依頼内容 = 下にある赤外線イメージセンサ研究者へのインタビュー記事を、最後の文のあとから書き進めてください。
───── 元の文章
今回は、赤外線センサ分野の第一人者であり、赤外線に携わる方なら一度は参加されたことがある「赤外線アレイセンサフォーラム」を主催されている木股雅章 元立命館大学教授にお話を伺ました。赤外線分野の研究を始められたきっかけや赤外線イメージセンサ分野の現状と展望、光学業界に期待されることなどについてお話いただいております。赤外線に詳しくない方でも、赤外線が身近に感じられ、興味が湧いてきますので是非ご一読ください。
木股雅章(きまた まさふみ)
1976年:三菱電機株式会社入社 MOS LSIの研究開発に従事(~1980年)
1980年:PtSiショットキバリア赤外線イメージセンサの研究開発開始
1992年:ショットキバリア赤外線イメージセンサに関する研究で博士学位取得(大阪大学)
1980年~2004年:ショットキバリア赤外線イメージセンサとSOIダイオード方式非冷却赤外線イメージセンサの研究開発に従事
2004年:三菱電機株式会社退社。立命館大学理工学部マイクロ機械システム工学科教授に就任(就任後は同校にて赤外線イメージセンサと関連技術に関する研究開発を継続)
2010年:独立行政法人宇宙航空研究開発機構 招へい職員
2015年:日本赤外線学会 会長(~2017年5月)
2022年:立命館大学理工学部退職
1988年:第20回市村賞貢献賞、1992年:近畿地方発明表彰特許庁長官賞などをはじめ、多数の賞を受賞
私が三菱電機に入社した1976年は通商産業省の半導体プロジェクトが始まった年でした。私もLSIの研究部門に配属されたのですが、会社には既にこの分野の専門家が多くいて新入社員はお手伝い程度の仕事しかありませんでした。入社して4年くらい経ったときに、鎌倉製作所から赤外線イメージセンサの開発依頼があったのですが、当時の開発部門の一番の花形はDRAMで、研究所の九割近くの人が手掛けていたため、赤外線に興味をもった人は誰もいませんでした。
お手伝い程度の仕事が面白くなかったこともあって1か月の期限つきで赤外の仕事を引き受けたのですが、約束期限の1か月を過ぎても引き継ぐ人が誰も見つかりませんでした。お手伝いだけのDRAMの仕事よりはいいと思ってそのまま続けることにしたことで、私の赤外の長い開発人生が始まりました。
──────────
───── データ抜粋
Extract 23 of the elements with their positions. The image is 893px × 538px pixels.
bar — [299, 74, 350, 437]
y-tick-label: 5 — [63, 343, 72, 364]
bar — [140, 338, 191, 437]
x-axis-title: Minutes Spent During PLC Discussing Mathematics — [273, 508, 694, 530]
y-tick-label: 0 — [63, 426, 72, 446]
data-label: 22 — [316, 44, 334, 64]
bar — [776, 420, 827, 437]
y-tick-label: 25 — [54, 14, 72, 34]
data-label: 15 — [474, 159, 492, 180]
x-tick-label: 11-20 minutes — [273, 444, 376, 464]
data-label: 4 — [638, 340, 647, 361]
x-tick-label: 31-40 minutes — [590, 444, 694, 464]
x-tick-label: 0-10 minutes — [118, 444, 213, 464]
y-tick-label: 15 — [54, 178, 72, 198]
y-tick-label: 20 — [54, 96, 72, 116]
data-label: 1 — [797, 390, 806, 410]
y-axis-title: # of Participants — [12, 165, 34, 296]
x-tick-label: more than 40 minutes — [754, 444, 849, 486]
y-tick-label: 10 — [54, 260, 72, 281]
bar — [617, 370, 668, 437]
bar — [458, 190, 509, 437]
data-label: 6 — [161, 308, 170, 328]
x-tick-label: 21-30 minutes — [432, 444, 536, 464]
──────────
───── データ抜粋
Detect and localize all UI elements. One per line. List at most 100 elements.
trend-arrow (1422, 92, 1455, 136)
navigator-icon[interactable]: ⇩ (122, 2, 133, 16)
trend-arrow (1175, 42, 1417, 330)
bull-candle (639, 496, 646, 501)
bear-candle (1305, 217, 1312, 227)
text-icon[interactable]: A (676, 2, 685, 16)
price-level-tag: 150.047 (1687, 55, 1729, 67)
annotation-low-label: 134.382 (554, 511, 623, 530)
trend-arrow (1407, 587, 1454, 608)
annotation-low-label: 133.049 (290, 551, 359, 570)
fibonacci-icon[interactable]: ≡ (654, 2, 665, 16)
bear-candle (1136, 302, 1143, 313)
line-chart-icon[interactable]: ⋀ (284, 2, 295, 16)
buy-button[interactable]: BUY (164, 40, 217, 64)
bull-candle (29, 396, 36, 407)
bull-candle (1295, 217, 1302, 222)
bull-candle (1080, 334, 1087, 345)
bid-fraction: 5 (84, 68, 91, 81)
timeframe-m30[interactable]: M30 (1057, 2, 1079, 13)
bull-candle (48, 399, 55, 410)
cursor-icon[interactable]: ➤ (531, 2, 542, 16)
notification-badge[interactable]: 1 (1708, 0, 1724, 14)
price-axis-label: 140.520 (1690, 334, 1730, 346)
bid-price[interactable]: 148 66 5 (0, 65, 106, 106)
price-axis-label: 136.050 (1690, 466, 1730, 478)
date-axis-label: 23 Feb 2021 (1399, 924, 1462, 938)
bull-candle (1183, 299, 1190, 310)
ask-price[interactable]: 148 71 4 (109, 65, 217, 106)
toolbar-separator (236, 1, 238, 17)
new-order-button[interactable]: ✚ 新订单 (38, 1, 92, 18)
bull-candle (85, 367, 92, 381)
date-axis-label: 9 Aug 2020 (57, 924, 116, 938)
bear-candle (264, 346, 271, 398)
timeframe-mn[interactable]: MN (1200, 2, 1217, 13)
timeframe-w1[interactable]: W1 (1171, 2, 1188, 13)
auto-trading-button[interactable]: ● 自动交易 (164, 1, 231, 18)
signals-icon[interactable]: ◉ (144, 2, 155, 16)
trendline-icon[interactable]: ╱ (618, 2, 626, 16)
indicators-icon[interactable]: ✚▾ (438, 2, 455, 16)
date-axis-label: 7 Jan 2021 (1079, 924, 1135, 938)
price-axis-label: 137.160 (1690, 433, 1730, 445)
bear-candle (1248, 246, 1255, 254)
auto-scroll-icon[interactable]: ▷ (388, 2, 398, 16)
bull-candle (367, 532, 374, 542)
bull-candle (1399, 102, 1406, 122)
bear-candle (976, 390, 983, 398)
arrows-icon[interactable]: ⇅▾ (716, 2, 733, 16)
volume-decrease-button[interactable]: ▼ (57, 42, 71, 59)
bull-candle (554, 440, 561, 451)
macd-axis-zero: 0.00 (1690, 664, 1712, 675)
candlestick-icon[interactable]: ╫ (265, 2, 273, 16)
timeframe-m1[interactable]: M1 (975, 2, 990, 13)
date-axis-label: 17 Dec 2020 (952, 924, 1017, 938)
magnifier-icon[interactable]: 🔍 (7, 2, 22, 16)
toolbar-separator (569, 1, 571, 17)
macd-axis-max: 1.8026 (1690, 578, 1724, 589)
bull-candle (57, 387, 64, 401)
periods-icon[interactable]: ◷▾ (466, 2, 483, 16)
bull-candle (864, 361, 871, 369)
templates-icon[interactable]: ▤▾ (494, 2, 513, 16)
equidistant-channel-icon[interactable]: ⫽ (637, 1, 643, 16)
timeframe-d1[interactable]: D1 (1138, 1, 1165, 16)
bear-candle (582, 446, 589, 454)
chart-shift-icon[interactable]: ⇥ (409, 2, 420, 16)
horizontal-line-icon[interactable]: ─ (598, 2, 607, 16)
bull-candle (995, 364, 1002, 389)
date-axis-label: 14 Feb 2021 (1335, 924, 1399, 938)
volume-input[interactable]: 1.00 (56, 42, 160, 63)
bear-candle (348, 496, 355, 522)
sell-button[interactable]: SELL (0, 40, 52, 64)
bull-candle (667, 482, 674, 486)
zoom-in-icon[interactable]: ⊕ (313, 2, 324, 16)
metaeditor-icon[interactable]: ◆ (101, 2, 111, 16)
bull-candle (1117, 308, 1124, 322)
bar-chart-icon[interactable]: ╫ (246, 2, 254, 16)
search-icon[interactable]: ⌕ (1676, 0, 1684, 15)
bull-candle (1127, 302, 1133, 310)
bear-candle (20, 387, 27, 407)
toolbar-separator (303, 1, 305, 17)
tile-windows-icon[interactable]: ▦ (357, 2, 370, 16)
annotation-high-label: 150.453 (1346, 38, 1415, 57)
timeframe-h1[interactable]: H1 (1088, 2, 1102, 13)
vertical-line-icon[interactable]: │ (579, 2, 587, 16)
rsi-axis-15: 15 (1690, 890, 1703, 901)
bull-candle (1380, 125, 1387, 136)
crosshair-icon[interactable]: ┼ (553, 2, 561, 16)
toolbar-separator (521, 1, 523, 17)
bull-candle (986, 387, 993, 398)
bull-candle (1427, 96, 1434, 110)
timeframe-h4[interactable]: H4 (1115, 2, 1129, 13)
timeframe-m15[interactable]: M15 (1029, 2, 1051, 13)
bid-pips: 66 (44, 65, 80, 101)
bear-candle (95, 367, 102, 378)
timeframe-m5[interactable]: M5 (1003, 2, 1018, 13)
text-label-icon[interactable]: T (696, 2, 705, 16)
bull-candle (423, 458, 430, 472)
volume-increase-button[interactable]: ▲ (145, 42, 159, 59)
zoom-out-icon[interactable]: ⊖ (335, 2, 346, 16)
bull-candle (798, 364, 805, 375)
──────────
───── データ抜粋
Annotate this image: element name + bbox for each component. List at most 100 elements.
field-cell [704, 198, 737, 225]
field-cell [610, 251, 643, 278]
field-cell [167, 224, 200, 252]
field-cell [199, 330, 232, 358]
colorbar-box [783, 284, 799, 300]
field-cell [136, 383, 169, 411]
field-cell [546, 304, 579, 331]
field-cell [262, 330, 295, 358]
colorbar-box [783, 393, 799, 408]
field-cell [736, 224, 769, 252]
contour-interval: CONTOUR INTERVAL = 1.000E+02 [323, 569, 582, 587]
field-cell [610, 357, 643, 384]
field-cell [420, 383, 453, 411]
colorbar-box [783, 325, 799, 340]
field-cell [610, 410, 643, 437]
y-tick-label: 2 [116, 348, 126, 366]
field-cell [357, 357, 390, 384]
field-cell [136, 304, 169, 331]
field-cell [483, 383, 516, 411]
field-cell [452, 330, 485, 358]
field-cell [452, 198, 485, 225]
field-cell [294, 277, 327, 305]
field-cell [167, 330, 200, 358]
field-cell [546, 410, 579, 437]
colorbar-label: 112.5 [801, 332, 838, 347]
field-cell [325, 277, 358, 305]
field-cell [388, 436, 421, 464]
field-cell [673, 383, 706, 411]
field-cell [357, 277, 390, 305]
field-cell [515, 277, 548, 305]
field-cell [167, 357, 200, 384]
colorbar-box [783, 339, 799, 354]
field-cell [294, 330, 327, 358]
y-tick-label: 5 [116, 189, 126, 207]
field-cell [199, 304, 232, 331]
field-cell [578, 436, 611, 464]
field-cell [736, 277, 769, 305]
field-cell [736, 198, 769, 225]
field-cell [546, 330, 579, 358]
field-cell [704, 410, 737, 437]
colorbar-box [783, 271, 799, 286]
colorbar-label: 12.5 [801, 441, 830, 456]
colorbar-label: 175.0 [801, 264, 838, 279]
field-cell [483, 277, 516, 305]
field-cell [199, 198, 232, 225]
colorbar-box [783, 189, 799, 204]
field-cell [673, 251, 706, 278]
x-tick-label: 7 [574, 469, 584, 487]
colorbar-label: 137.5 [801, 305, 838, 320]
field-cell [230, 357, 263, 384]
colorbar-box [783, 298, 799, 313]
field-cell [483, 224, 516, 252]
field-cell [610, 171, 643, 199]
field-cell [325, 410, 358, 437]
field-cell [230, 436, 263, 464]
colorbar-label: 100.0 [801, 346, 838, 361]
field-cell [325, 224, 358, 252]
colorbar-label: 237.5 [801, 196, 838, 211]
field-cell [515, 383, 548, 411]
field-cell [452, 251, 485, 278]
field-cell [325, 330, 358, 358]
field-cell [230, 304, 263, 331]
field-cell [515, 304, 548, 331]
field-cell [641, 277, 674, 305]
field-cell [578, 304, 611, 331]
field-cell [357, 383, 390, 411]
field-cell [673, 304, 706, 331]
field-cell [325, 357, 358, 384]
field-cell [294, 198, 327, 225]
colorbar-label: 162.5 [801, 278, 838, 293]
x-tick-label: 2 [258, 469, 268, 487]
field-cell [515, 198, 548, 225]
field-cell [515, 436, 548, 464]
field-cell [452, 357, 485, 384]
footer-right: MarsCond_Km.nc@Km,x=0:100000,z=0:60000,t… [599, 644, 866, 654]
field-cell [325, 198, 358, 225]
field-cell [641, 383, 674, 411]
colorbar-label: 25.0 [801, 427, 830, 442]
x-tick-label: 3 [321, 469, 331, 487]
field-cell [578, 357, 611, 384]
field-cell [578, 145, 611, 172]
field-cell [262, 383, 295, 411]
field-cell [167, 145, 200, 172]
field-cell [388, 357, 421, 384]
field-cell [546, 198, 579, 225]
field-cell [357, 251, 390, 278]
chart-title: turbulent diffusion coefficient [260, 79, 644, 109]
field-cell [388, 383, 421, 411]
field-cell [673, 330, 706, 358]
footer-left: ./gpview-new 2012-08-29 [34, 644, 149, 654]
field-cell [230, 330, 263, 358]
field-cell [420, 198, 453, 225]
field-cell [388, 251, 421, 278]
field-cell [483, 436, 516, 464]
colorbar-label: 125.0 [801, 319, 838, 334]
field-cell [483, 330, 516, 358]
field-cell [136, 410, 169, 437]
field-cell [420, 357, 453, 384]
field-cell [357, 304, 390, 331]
──────────
回答例 =
開発は設計と評価を担当する私とプロセス担当者の2名だけでスタートしました。また、三菱電機社内には赤外線関係の技術が全くなかったため、アメリカのRCAの空軍委託研究レポートを取り寄せて真似をしながら始めました。二人だけですからあらゆることを自分たちでしなければなりませんでしたが、4年間のお手伝い時代に身に着けたマスク設計や評価方法がこのときに役立ちました。何が自分にとって良いことなのかは、あとになってみないと分からないこともありますね。
1980年5月に開発を始めて81年のお正月明け頃に、下のような画像が出ました。この画像は照明のない真っ暗なところで撮影したものです。64×32画素のためモザイクのような画像ではありますが、画像が見えたことが大きな衝撃でした。
これを機に、一番大きなものをやろうということになり、256×256画素を手掛け、様々な問題や課題にぶつかりながらも順調に進んで3年くらいで画素数では世界のトップレベルになりました。当時はアメリカでもこのクラスのものは作られていなかったので評判になり、注目されました。
512×512画素
この256×256画素は防衛省に納めるために開発しましたので、別で512×512画素を独自の開発方式で作りました。これも当時は防衛でしか使い道がないと思われていたのですが、民需として売り出してはどうかという話になりました。それで、このデバイスを搭載した世界初の商用電子走査方式赤外線カメラを作りました。1988年にSPIE(「The International Society for Optical Engineering(国際光工学会)に出展して初めて海外で紹介したところ、日本のように防衛に力を入れていない国が、民需製品を出してきたということで大変驚かれました。
数年後のSPIEくらいからデュアルユースといった話が出てきたと思います。当時のNHKの特集のなかで、デュアルユースの一例として取り上げられたことを覚えています。
1987年にデバイスを学会に発表し、88年には海外に売りに行ったという、今では考えられないスピードでした。当時は全ての技術が社内にあったので、皆で一斉に取り掛かり完成させることができましたが、今はそういうわけにはいかないでしょうね。
ところが、話題にはなったのに販売数がなかなか伸びませんでした。初年度に世界で100台くらい売れたのですが、あとから考えると海外の研究開発需要で、そのうちに非冷却タイプの開発が始まったため2006年で冷却タイプの開発は終了しました。
三菱電機は今でも独自方式での非冷却を続けています。私たちが独自方式を始めたきっかけは、当時非冷却で重要な特許をもっていたハネウェル社を意識したからです。会社としては特許費用を支払わなくてもよい非冷却センサを開発したかったので、別方式となるSIOダイオード方式で始めました。ダイオードを温度センサとして使用しているのですが、ミラーを動かして画像を作るTIのDigital Micro Mirror Deviceから着想を得た技術です。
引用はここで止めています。